WHAT TO PRODUCE: Below is a set of records; restate each one word for word.

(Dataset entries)
■ ■ ■
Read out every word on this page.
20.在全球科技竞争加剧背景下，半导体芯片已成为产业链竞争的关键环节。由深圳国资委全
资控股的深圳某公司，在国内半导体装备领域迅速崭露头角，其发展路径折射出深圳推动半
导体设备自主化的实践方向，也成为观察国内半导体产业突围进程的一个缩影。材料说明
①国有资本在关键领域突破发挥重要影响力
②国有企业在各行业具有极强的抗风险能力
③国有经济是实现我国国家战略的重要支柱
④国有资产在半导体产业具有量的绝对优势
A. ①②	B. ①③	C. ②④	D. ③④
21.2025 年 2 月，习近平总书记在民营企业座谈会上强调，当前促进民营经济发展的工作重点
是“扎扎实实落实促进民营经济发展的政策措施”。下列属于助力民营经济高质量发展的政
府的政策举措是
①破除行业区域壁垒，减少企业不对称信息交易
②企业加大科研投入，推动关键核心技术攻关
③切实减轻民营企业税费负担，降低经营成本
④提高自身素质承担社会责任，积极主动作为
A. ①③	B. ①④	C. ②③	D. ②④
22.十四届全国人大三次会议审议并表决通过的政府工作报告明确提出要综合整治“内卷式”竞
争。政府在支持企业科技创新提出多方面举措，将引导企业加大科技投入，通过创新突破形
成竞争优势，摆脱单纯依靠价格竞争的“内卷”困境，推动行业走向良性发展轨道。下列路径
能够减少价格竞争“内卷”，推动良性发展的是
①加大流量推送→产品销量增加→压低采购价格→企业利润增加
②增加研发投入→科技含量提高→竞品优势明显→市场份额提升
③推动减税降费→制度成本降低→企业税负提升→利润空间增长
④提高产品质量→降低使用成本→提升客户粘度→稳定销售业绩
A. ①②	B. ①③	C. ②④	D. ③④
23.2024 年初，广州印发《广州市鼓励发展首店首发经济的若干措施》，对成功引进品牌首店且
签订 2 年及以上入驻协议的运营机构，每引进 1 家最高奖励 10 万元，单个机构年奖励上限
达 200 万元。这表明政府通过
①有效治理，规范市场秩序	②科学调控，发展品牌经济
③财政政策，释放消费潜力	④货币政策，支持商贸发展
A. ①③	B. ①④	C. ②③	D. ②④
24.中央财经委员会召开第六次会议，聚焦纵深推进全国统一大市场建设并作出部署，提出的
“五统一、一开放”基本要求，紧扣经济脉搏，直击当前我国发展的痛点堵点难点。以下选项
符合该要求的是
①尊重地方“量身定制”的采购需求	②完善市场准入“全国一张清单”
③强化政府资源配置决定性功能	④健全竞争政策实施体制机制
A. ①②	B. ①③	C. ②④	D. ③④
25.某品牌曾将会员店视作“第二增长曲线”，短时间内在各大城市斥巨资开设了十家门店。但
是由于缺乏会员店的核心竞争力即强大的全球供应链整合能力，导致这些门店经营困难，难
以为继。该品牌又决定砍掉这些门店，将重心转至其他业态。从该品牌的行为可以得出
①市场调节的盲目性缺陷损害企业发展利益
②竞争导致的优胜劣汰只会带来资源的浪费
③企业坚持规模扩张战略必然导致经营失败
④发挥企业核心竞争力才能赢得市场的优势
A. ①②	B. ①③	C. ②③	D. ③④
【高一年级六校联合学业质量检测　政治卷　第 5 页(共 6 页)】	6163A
■ ■ ■
REPLY TO THE EXERCISE:
Read out every word on this page.
20.在全球科技竞争加剧背景下，半导体芯片已成为产业链竞争的关键环节。由深圳国资委全
资控股的深圳某公司，在国内半导体装备领域迅速崭露头角，其发展路径折射出深圳推动半
导体设备自主化的实践方向，也成为观察国内半导体产业突围进程的一个缩影。材料说明
①国有资本在关键领域突破发挥重要影响力
②国有企业在各行业具有极强的抗风险能力
③国有经济是实现我国国家战略的重要支柱
④国有资产在半导体产业具有量的绝对优势
A. ①②	B. ①③	C. ②④	D. ③④
21.2025 年 2 月，习近平总书记在民营企业座谈会上强调，当前促进民营经济发展的工作重点
是“扎扎实实落实促进民营经济发展的政策措施”。下列属于助力民营经济高质量发展的政
府的政策举措是
①破除行业区域壁垒，减少企业不对称信息交易
②企业加大科研投入，推动关键核心技术攻关
③切实减轻民营企业税费负担，降低经营成本
④提高自身素质承担社会责任，积极主动作为
A. ①③	B. ①④	C. ②③	D. ②④
22.十四届全国人大三次会议审议并表决通过的政府工作报告明确提出要综合整治“内卷式”竞
争。政府在支持企业科技创新提出多方面举措，将引导企业加大科技投入，通过创新突破形
成竞争优势，摆脱单纯依靠价格竞争的“内卷”困境，推动行业走向良性发展轨道。下列路径
能够减少价格竞争“内卷”，推动良性发展的是
①加大流量推送→产品销量增加→压低采购价格→企业利润增加
②增加研发投入→科技含量提高→竞品优势明显→市场份额提升
③推动减税降费→制度成本降低→企业税负提升→利润空间增长
④提高产品质量→降低使用成本→提升客户粘度→稳定销售业绩
A. ①②	B. ①③	C. ②④	D. ③④
23.2024 年初，广州印发《广州市鼓励发展首店首发经济的若干措施》，对成功引进品牌首店且
签订 2 年及以上入驻协议的运营机构，每引进 1 家最高奖励 10 万元，单个机构年奖励上限
达 200 万元。这表明政府通过
①有效治理，规范市场秩序	②科学调控，发展品牌经济
③财政政策，释放消费潜力	④货币政策，支持商贸发展
A. ①③	B. ①④	C. ②③	D. ②④
24.中央财经委员会召开第六次会议，聚焦纵深推进全国统一大市场建设并作出部署，提出的
“五统一、一开放”基本要求，紧扣经济脉搏，直击当前我国发展的痛点堵点难点。以下选项
符合该要求的是
①尊重地方“量身定制”的采购需求	②完善市场准入“全国一张清单”
③强化政府资源配置决定性功能	④健全竞争政策实施体制机制
A. ①②	B. ①③	C. ②④	D. ③④
25.某品牌曾将会员店视作“第二增长曲线”，短时间内在各大城市斥巨资开设了十家门店。但
是由于缺乏会员店的核心竞争力即强大的全球供应链整合能力，导致这些门店经营困难，难
以为继。该品牌又决定砍掉这些门店，将重心转至其他业态。从该品牌的行为可以得出
①市场调节的盲目性缺陷损害企业发展利益
②竞争导致的优胜劣汰只会带来资源的浪费
③企业坚持规模扩张战略必然导致经营失败
④发挥企业核心竞争力才能赢得市场的优势
A. ①②	B. ①③	C. ②③	D. ③④
【高一年级六校联合学业质量检测　政治卷　第 5 页(共 6 页)】	6163A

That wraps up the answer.